Stated exercise>
In the data below, find every line that has the string "icon", and copy it.

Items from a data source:
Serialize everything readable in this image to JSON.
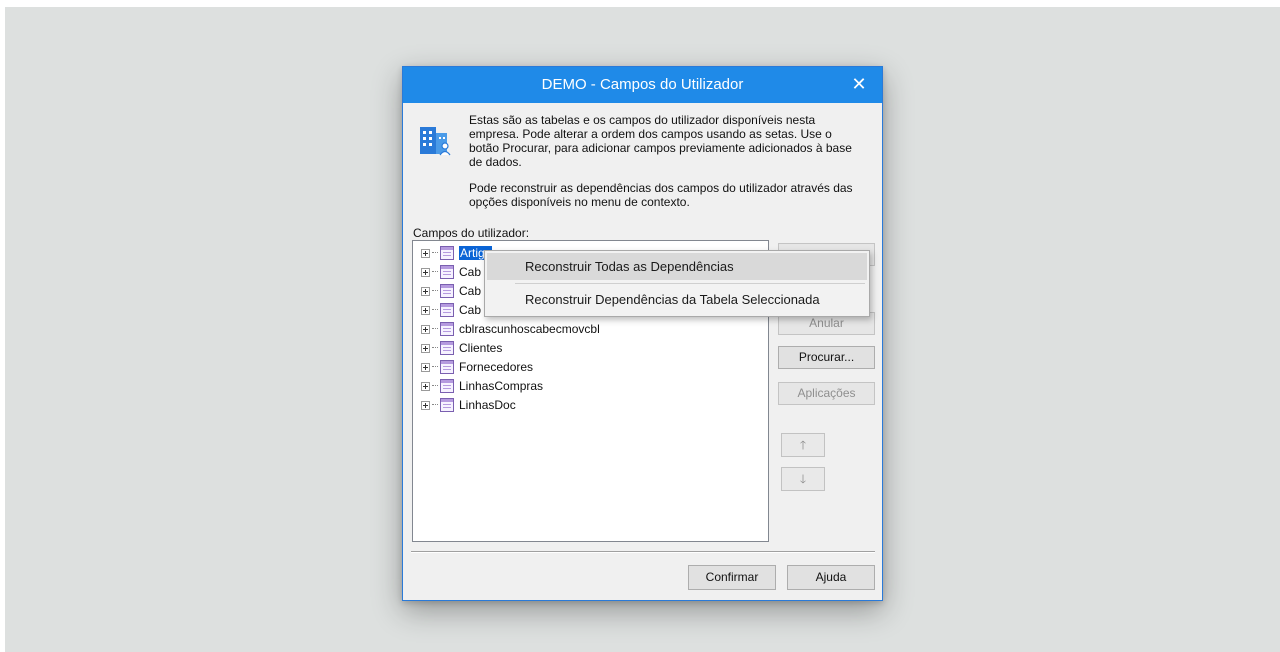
{
  "window": {
    "title": "DEMO - Campos do Utilizador",
    "close_glyph": "✕"
  },
  "info": {
    "icon": "building-user-icon",
    "paragraph1": "Estas são as tabelas e os campos do utilizador disponíveis nesta empresa. Pode alterar a ordem dos campos usando as setas. Use o botão Procurar, para adicionar campos previamente adicionados à base de dados.",
    "paragraph2": "Pode reconstruir as dependências dos campos do utilizador através das opções disponíveis no menu de contexto."
  },
  "list_label": "Campos do utilizador:",
  "tree": {
    "items": [
      {
        "label": "Artigo",
        "selected": true
      },
      {
        "label": "Cab"
      },
      {
        "label": "Cab"
      },
      {
        "label": "Cab"
      },
      {
        "label": "cblrascunhoscabecmovcbl"
      },
      {
        "label": "Clientes"
      },
      {
        "label": "Fornecedores"
      },
      {
        "label": "LinhasCompras"
      },
      {
        "label": "LinhasDoc"
      }
    ]
  },
  "side_buttons": {
    "anular": "Anular",
    "procurar": "Procurar...",
    "aplicacoes": "Aplicações",
    "up_glyph": "🡑",
    "down_glyph": "🡓"
  },
  "footer": {
    "confirmar": "Confirmar",
    "ajuda": "Ajuda"
  },
  "context_menu": {
    "items": [
      {
        "label": "Reconstruir Todas as Dependências",
        "hover": true
      },
      {
        "label": "Reconstruir Dependências da Tabela Seleccionada"
      }
    ]
  },
  "colors": {
    "titlebar": "#1f8ae8",
    "selection": "#0a64d6",
    "background": "#dde0df"
  }
}
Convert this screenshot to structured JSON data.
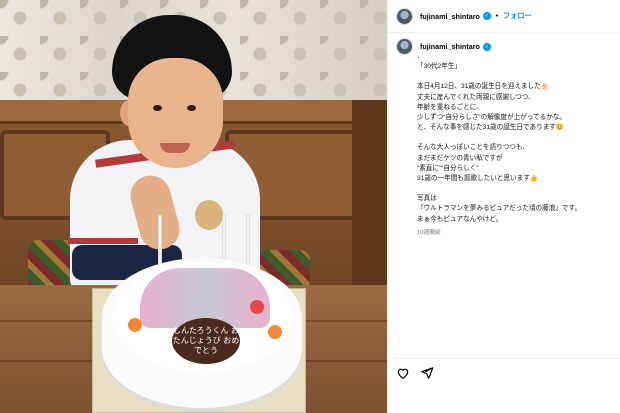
{
  "photo": {
    "cake_message": "しんたろうくん おたんじょうび おめでとう"
  },
  "header": {
    "username": "fujinami_shintaro",
    "separator": "•",
    "follow_label": "フォロー"
  },
  "post": {
    "username": "fujinami_shintaro",
    "caption_lines": [
      "、",
      "「30代2年生」",
      "",
      "本日4月12日、31歳の誕生日を迎えました🎂",
      "丈夫に産んでくれた両親に感謝しつつ、",
      "年齢を重ねるごとに、",
      "少しずつ“自分らしさ”の解像度が上がってるかな。",
      "と、そんな事を感じた31歳の誕生日であります😊",
      "",
      "そんな大人っぽいことを語りつつも、",
      "まだまだケツの青い私ですが",
      "“素直に”“自分らしく”",
      "31歳の一年間も謳歌したいと思います👍",
      "",
      "写真は",
      "『ウルトラマンを夢みるピュアだった頃の藤浪』です。",
      "まぁ今もピュアなんやけど。"
    ],
    "time_ago": "10週間前"
  },
  "actions": {
    "like_icon": "heart-icon",
    "share_icon": "send-icon"
  }
}
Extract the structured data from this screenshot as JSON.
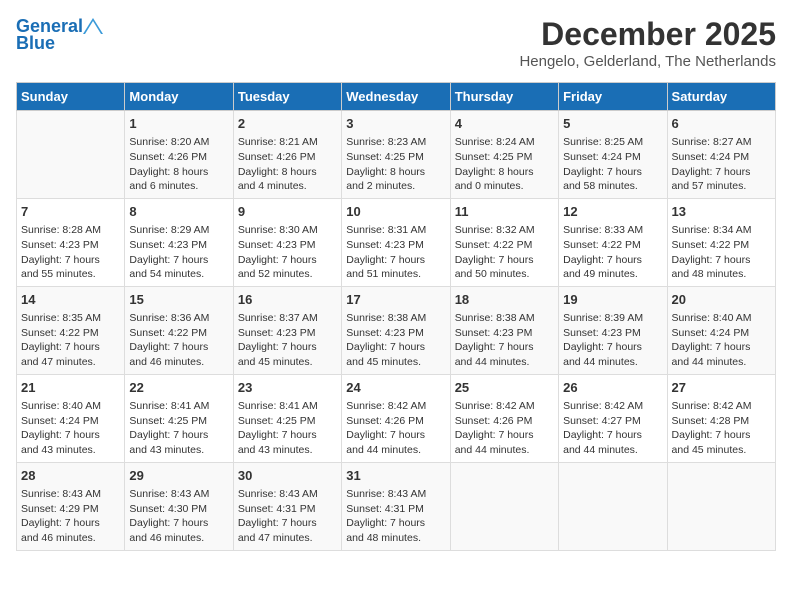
{
  "header": {
    "logo_line1": "General",
    "logo_line2": "Blue",
    "month": "December 2025",
    "location": "Hengelo, Gelderland, The Netherlands"
  },
  "weekdays": [
    "Sunday",
    "Monday",
    "Tuesday",
    "Wednesday",
    "Thursday",
    "Friday",
    "Saturday"
  ],
  "weeks": [
    [
      {
        "day": "",
        "info": ""
      },
      {
        "day": "1",
        "info": "Sunrise: 8:20 AM\nSunset: 4:26 PM\nDaylight: 8 hours\nand 6 minutes."
      },
      {
        "day": "2",
        "info": "Sunrise: 8:21 AM\nSunset: 4:26 PM\nDaylight: 8 hours\nand 4 minutes."
      },
      {
        "day": "3",
        "info": "Sunrise: 8:23 AM\nSunset: 4:25 PM\nDaylight: 8 hours\nand 2 minutes."
      },
      {
        "day": "4",
        "info": "Sunrise: 8:24 AM\nSunset: 4:25 PM\nDaylight: 8 hours\nand 0 minutes."
      },
      {
        "day": "5",
        "info": "Sunrise: 8:25 AM\nSunset: 4:24 PM\nDaylight: 7 hours\nand 58 minutes."
      },
      {
        "day": "6",
        "info": "Sunrise: 8:27 AM\nSunset: 4:24 PM\nDaylight: 7 hours\nand 57 minutes."
      }
    ],
    [
      {
        "day": "7",
        "info": "Sunrise: 8:28 AM\nSunset: 4:23 PM\nDaylight: 7 hours\nand 55 minutes."
      },
      {
        "day": "8",
        "info": "Sunrise: 8:29 AM\nSunset: 4:23 PM\nDaylight: 7 hours\nand 54 minutes."
      },
      {
        "day": "9",
        "info": "Sunrise: 8:30 AM\nSunset: 4:23 PM\nDaylight: 7 hours\nand 52 minutes."
      },
      {
        "day": "10",
        "info": "Sunrise: 8:31 AM\nSunset: 4:23 PM\nDaylight: 7 hours\nand 51 minutes."
      },
      {
        "day": "11",
        "info": "Sunrise: 8:32 AM\nSunset: 4:22 PM\nDaylight: 7 hours\nand 50 minutes."
      },
      {
        "day": "12",
        "info": "Sunrise: 8:33 AM\nSunset: 4:22 PM\nDaylight: 7 hours\nand 49 minutes."
      },
      {
        "day": "13",
        "info": "Sunrise: 8:34 AM\nSunset: 4:22 PM\nDaylight: 7 hours\nand 48 minutes."
      }
    ],
    [
      {
        "day": "14",
        "info": "Sunrise: 8:35 AM\nSunset: 4:22 PM\nDaylight: 7 hours\nand 47 minutes."
      },
      {
        "day": "15",
        "info": "Sunrise: 8:36 AM\nSunset: 4:22 PM\nDaylight: 7 hours\nand 46 minutes."
      },
      {
        "day": "16",
        "info": "Sunrise: 8:37 AM\nSunset: 4:23 PM\nDaylight: 7 hours\nand 45 minutes."
      },
      {
        "day": "17",
        "info": "Sunrise: 8:38 AM\nSunset: 4:23 PM\nDaylight: 7 hours\nand 45 minutes."
      },
      {
        "day": "18",
        "info": "Sunrise: 8:38 AM\nSunset: 4:23 PM\nDaylight: 7 hours\nand 44 minutes."
      },
      {
        "day": "19",
        "info": "Sunrise: 8:39 AM\nSunset: 4:23 PM\nDaylight: 7 hours\nand 44 minutes."
      },
      {
        "day": "20",
        "info": "Sunrise: 8:40 AM\nSunset: 4:24 PM\nDaylight: 7 hours\nand 44 minutes."
      }
    ],
    [
      {
        "day": "21",
        "info": "Sunrise: 8:40 AM\nSunset: 4:24 PM\nDaylight: 7 hours\nand 43 minutes."
      },
      {
        "day": "22",
        "info": "Sunrise: 8:41 AM\nSunset: 4:25 PM\nDaylight: 7 hours\nand 43 minutes."
      },
      {
        "day": "23",
        "info": "Sunrise: 8:41 AM\nSunset: 4:25 PM\nDaylight: 7 hours\nand 43 minutes."
      },
      {
        "day": "24",
        "info": "Sunrise: 8:42 AM\nSunset: 4:26 PM\nDaylight: 7 hours\nand 44 minutes."
      },
      {
        "day": "25",
        "info": "Sunrise: 8:42 AM\nSunset: 4:26 PM\nDaylight: 7 hours\nand 44 minutes."
      },
      {
        "day": "26",
        "info": "Sunrise: 8:42 AM\nSunset: 4:27 PM\nDaylight: 7 hours\nand 44 minutes."
      },
      {
        "day": "27",
        "info": "Sunrise: 8:42 AM\nSunset: 4:28 PM\nDaylight: 7 hours\nand 45 minutes."
      }
    ],
    [
      {
        "day": "28",
        "info": "Sunrise: 8:43 AM\nSunset: 4:29 PM\nDaylight: 7 hours\nand 46 minutes."
      },
      {
        "day": "29",
        "info": "Sunrise: 8:43 AM\nSunset: 4:30 PM\nDaylight: 7 hours\nand 46 minutes."
      },
      {
        "day": "30",
        "info": "Sunrise: 8:43 AM\nSunset: 4:31 PM\nDaylight: 7 hours\nand 47 minutes."
      },
      {
        "day": "31",
        "info": "Sunrise: 8:43 AM\nSunset: 4:31 PM\nDaylight: 7 hours\nand 48 minutes."
      },
      {
        "day": "",
        "info": ""
      },
      {
        "day": "",
        "info": ""
      },
      {
        "day": "",
        "info": ""
      }
    ]
  ]
}
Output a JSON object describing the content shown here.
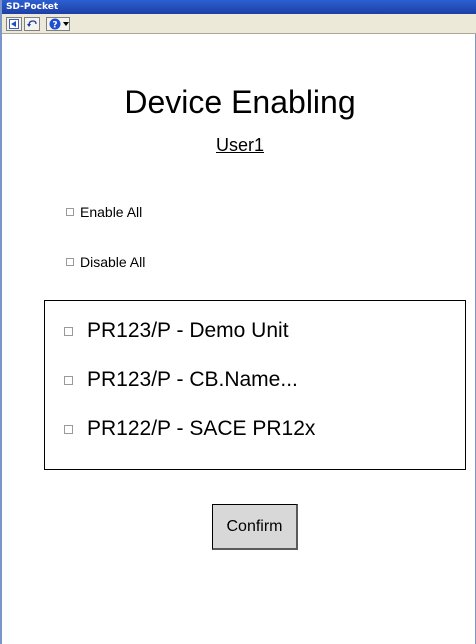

Expected output>
    "icon": "building-user-icon",
    "like_icon": "heart-icon",
    "share_icon": "send-icon"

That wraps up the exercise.